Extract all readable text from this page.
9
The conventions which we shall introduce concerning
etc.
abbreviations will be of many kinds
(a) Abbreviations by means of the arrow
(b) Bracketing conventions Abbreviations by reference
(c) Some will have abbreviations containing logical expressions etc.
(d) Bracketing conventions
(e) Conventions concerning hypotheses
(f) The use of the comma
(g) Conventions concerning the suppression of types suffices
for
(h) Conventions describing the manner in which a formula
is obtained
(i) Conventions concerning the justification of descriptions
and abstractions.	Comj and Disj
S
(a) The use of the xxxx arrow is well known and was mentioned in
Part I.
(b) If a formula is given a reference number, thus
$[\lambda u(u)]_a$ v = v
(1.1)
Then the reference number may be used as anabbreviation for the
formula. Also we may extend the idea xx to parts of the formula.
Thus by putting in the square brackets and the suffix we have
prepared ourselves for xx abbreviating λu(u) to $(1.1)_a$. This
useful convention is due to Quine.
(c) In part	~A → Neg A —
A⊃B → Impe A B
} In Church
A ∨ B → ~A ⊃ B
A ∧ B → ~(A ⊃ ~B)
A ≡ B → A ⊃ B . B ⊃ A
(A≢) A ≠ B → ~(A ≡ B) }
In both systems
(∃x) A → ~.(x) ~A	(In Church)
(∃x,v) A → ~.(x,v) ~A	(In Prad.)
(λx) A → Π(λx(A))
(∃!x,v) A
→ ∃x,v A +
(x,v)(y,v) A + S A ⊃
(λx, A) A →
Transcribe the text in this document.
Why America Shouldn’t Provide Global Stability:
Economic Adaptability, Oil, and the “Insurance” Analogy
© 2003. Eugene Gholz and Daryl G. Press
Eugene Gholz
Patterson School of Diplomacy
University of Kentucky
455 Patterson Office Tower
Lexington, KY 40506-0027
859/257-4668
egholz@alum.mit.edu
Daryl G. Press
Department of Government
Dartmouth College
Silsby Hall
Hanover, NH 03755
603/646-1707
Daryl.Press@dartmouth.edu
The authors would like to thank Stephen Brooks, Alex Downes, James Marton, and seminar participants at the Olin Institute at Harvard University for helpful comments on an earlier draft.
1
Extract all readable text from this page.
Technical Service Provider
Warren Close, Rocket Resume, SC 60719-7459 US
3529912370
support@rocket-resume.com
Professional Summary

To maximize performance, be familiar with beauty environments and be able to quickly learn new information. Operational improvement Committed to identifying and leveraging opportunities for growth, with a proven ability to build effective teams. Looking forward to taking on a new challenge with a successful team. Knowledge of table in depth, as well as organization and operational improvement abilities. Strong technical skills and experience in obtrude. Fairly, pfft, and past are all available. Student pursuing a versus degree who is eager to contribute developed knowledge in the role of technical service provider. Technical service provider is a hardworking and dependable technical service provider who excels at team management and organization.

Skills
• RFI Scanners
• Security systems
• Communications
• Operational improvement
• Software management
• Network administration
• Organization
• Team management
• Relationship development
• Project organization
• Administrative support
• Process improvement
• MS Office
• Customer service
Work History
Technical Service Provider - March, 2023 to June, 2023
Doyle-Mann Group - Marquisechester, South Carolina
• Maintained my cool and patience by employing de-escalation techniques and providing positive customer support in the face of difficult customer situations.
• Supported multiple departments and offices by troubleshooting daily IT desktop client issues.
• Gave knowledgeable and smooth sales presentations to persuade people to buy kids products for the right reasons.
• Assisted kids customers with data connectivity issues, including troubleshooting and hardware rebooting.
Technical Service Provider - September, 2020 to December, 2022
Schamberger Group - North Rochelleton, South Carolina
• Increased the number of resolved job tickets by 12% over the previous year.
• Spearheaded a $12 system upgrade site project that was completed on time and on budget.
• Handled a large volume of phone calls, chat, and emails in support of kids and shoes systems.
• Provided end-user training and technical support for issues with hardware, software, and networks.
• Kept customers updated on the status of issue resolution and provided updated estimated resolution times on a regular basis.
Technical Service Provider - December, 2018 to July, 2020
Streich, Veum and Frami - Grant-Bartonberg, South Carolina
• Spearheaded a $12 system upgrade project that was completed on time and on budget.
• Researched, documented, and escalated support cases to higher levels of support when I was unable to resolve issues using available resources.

Work to do
Check all the records above and select each line where the string "number" is found.

Completed task
(b) If a formula is given a reference number, thus
Then the reference number may be used as anabbreviation for the
• Increased the number of resolved job tickets by 12% over the previous year.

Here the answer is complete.